What to do: In the material below, identify each line bearing the word "Marchese". Reproduce those lines.

The data:

◆ ◆ ◆ ◆ ◆ ◆ ◆

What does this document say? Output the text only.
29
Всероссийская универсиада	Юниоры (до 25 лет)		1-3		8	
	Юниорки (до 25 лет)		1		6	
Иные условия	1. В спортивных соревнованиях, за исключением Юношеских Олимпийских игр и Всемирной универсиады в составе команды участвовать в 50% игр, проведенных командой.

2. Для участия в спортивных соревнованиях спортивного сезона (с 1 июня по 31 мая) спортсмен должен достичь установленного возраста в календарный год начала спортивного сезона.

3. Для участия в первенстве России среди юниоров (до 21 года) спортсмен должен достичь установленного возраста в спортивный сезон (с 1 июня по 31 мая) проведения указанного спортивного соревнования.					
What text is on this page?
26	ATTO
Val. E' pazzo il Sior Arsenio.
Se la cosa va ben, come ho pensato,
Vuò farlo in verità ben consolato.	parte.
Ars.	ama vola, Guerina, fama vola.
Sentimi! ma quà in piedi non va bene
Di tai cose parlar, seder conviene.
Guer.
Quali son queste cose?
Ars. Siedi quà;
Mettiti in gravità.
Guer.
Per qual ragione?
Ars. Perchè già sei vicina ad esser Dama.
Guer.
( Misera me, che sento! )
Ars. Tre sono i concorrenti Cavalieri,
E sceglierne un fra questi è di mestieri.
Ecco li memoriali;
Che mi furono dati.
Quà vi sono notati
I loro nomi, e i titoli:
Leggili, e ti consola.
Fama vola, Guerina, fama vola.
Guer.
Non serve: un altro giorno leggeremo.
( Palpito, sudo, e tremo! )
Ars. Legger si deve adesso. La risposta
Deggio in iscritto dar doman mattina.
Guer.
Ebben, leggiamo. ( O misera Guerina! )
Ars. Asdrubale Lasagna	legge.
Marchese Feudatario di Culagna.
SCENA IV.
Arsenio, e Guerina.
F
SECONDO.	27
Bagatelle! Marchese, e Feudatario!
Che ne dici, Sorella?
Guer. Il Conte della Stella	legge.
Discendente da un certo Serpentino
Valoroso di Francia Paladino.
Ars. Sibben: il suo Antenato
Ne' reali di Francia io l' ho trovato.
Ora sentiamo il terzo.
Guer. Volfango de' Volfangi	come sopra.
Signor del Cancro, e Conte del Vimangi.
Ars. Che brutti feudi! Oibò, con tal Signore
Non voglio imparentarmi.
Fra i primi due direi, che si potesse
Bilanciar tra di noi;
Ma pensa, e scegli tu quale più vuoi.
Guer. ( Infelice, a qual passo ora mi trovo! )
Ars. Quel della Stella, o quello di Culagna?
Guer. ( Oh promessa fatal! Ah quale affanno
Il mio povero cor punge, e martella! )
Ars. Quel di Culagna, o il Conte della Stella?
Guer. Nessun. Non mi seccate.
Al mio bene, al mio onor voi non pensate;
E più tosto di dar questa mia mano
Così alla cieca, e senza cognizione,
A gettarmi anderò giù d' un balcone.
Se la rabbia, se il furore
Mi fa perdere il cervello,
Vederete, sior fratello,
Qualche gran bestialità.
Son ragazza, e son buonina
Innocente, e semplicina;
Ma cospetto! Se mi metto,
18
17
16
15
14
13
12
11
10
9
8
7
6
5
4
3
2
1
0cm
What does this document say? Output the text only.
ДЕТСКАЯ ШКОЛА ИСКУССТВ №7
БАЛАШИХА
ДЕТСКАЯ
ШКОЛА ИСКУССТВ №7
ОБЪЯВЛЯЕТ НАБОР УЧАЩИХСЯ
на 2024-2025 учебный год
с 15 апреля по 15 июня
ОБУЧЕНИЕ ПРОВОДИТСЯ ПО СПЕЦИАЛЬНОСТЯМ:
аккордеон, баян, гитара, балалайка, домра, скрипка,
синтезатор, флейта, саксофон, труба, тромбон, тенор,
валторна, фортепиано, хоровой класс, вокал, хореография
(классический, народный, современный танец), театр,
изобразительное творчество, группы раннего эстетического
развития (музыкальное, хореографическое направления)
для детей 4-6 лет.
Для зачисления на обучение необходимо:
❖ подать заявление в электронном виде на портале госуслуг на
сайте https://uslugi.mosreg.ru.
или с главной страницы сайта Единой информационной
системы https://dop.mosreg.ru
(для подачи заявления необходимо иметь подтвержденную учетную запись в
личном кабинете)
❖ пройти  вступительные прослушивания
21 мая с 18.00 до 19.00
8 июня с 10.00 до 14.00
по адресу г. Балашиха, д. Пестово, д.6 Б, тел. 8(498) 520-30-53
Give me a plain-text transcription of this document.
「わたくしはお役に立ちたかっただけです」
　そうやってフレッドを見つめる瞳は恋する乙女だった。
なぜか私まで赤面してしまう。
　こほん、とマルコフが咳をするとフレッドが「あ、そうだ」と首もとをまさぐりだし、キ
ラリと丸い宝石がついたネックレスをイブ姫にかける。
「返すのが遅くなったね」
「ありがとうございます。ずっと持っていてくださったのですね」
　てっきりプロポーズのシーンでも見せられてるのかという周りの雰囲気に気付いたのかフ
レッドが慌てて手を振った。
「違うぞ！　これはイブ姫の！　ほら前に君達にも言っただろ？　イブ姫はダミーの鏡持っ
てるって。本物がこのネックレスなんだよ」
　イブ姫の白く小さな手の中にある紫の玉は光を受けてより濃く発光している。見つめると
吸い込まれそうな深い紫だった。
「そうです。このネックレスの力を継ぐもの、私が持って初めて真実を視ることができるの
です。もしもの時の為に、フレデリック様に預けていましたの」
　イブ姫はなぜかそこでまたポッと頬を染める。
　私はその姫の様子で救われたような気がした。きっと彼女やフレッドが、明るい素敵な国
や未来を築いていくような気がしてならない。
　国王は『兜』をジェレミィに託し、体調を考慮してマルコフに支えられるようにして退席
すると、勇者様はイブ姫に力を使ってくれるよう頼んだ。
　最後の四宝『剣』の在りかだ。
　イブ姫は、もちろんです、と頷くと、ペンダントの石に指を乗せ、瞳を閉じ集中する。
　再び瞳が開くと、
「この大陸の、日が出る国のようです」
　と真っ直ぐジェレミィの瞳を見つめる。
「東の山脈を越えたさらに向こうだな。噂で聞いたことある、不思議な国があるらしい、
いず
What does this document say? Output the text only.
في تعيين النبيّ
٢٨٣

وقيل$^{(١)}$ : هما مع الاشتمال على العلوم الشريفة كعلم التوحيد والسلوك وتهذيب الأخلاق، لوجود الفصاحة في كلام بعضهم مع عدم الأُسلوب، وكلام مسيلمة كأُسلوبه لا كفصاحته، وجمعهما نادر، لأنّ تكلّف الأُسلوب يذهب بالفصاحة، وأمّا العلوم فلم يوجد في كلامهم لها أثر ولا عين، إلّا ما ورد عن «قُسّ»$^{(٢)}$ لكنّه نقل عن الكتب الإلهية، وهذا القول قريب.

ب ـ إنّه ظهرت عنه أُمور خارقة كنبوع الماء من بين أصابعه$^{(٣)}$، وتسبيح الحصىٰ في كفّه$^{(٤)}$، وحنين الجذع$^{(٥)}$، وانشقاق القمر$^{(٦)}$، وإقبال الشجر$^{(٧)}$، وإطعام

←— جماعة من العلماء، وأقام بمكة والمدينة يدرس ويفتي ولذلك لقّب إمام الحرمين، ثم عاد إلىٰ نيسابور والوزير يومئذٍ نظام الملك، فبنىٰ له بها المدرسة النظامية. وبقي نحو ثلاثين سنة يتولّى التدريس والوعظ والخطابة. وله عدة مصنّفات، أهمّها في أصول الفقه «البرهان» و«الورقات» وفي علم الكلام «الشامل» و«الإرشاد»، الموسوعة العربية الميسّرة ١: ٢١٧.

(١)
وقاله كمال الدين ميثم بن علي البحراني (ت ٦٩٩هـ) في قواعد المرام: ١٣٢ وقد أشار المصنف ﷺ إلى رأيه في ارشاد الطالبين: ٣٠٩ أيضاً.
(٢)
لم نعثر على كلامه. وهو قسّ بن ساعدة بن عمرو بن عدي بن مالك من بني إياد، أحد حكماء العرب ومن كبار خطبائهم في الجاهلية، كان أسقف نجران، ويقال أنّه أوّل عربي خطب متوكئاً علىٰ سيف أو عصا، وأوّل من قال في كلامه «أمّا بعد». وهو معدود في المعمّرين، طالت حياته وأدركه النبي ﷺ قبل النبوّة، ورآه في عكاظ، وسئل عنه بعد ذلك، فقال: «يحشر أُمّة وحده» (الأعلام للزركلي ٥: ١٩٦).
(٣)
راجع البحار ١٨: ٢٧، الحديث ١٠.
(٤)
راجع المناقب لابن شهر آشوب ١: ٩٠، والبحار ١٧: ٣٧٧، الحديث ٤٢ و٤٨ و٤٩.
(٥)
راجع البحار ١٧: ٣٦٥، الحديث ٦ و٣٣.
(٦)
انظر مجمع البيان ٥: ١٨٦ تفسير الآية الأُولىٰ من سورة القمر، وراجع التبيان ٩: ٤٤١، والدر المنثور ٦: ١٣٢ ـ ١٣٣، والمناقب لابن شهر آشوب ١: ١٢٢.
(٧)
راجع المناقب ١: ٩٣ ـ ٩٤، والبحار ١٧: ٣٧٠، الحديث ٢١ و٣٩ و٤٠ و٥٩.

◆ ◆ ◆ ◆ ◆ ◆ ◆

Exercise output:
Marchese Feudatario di Culagna.
Bagatelle! Marchese, e Feudatario!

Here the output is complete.